Go through the records and copy each line where the word "source" occurs.

···

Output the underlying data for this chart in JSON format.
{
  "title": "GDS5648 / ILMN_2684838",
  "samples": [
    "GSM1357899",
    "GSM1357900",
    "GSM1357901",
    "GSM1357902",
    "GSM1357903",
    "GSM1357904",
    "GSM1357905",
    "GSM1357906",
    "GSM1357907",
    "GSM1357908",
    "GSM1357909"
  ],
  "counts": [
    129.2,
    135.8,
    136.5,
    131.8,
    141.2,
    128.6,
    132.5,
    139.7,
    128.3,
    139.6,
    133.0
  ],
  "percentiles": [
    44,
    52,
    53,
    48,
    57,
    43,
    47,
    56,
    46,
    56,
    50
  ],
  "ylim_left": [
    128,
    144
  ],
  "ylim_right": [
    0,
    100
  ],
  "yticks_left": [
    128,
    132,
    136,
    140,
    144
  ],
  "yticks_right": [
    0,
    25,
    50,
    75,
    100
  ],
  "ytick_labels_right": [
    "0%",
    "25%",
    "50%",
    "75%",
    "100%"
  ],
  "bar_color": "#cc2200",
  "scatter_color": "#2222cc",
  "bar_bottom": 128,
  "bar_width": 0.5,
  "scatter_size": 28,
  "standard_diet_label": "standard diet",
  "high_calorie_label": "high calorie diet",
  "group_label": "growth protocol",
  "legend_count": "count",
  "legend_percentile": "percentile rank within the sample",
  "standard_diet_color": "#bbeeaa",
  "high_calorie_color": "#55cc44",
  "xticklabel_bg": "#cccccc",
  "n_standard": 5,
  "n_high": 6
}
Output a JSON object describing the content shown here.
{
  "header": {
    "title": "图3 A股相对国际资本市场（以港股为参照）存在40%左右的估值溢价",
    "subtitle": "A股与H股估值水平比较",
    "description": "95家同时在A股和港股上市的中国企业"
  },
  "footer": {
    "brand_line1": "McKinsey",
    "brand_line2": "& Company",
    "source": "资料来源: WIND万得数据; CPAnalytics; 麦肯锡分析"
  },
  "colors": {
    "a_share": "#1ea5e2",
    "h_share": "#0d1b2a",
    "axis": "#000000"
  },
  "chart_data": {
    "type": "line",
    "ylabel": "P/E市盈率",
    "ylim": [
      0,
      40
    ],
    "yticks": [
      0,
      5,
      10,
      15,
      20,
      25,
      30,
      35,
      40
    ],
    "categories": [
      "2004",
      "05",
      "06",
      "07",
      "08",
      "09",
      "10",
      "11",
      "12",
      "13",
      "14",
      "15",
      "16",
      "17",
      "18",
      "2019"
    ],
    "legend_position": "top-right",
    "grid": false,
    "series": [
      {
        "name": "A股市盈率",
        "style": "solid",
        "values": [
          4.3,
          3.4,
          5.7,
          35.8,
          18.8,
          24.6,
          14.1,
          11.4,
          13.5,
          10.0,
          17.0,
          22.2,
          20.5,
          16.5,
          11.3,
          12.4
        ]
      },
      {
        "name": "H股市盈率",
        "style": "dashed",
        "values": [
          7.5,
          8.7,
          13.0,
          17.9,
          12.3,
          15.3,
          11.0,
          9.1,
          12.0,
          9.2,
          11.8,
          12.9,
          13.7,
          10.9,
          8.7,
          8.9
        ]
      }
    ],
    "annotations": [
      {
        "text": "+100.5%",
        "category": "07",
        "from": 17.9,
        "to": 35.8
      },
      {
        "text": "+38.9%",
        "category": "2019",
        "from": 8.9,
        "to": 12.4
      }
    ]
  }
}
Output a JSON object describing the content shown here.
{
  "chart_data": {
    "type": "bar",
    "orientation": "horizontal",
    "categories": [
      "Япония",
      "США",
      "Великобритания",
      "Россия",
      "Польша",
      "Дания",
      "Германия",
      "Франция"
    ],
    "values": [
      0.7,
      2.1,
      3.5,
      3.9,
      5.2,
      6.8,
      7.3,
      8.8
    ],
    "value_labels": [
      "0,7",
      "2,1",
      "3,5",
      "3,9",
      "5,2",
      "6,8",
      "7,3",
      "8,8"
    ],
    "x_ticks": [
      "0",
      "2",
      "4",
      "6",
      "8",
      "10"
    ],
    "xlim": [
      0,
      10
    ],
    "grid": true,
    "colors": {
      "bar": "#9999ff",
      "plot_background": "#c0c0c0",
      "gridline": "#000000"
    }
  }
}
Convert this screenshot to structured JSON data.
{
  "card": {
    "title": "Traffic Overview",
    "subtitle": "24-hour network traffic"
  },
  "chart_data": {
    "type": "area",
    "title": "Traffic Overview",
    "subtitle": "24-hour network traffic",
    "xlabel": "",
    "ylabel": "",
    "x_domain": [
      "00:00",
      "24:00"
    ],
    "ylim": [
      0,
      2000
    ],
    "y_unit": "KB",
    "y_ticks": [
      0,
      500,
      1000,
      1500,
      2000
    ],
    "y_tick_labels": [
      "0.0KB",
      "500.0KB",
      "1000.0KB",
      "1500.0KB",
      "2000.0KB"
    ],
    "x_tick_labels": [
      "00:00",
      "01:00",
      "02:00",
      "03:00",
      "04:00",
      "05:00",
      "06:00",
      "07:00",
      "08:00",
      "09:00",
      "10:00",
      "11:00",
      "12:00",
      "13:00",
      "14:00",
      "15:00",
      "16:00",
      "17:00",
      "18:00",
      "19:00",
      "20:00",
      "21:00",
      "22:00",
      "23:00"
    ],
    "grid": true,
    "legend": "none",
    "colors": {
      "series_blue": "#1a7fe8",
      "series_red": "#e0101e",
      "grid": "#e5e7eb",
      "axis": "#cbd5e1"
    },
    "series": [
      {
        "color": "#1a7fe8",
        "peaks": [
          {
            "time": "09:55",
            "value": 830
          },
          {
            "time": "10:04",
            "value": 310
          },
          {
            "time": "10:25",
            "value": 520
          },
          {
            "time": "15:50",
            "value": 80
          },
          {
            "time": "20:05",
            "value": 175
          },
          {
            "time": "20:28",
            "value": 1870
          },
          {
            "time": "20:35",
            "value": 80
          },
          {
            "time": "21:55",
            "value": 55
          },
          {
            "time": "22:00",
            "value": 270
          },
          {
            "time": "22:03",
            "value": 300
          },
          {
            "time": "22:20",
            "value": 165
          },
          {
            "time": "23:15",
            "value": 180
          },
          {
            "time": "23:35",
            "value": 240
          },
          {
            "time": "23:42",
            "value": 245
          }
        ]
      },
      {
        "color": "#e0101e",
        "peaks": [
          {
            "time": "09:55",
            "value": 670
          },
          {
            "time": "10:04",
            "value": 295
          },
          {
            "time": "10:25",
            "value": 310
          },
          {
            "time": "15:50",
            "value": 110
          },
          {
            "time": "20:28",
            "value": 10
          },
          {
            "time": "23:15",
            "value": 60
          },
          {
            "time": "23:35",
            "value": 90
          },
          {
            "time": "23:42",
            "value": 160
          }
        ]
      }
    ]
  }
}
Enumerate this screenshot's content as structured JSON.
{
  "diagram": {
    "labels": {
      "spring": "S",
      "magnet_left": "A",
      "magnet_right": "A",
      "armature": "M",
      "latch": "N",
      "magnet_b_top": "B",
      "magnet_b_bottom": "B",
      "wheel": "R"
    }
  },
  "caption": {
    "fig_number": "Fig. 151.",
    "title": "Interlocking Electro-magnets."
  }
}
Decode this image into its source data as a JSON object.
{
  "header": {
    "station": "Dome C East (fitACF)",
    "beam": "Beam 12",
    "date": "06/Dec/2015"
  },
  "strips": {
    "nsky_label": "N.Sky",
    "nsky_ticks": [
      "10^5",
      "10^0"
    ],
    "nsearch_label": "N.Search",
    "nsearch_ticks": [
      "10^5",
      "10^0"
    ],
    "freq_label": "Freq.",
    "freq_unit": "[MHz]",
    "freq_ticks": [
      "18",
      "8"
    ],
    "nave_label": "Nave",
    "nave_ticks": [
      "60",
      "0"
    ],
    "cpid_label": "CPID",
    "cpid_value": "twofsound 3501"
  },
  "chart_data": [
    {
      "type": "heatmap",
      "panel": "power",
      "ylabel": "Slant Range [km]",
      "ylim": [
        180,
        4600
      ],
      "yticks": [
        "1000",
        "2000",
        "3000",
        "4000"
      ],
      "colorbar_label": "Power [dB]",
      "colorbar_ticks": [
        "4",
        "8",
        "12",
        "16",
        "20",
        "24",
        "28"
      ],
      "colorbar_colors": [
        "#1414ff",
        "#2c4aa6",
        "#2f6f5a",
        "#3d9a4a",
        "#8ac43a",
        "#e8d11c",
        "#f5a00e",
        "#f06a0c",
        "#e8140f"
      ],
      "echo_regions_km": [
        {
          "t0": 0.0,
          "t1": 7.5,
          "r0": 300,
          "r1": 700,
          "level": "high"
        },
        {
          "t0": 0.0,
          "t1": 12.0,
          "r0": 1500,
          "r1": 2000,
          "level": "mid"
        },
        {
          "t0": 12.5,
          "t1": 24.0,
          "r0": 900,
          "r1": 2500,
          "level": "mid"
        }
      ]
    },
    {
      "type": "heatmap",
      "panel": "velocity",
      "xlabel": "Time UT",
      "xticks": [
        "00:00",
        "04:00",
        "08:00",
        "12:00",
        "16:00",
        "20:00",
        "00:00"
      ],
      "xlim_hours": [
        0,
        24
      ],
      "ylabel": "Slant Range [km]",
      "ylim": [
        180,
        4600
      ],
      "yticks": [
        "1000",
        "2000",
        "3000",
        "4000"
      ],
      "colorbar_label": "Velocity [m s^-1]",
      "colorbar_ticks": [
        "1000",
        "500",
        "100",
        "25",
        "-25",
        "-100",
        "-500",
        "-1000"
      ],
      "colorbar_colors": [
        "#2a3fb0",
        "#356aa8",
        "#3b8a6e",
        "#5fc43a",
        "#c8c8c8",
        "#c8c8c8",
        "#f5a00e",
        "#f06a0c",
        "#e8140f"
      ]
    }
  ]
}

···

Task result.
    "source": "资料来源: WIND万得数据; CPAnalytics; 麦肯锡分析"
Decode this image into its source data as a JSON object.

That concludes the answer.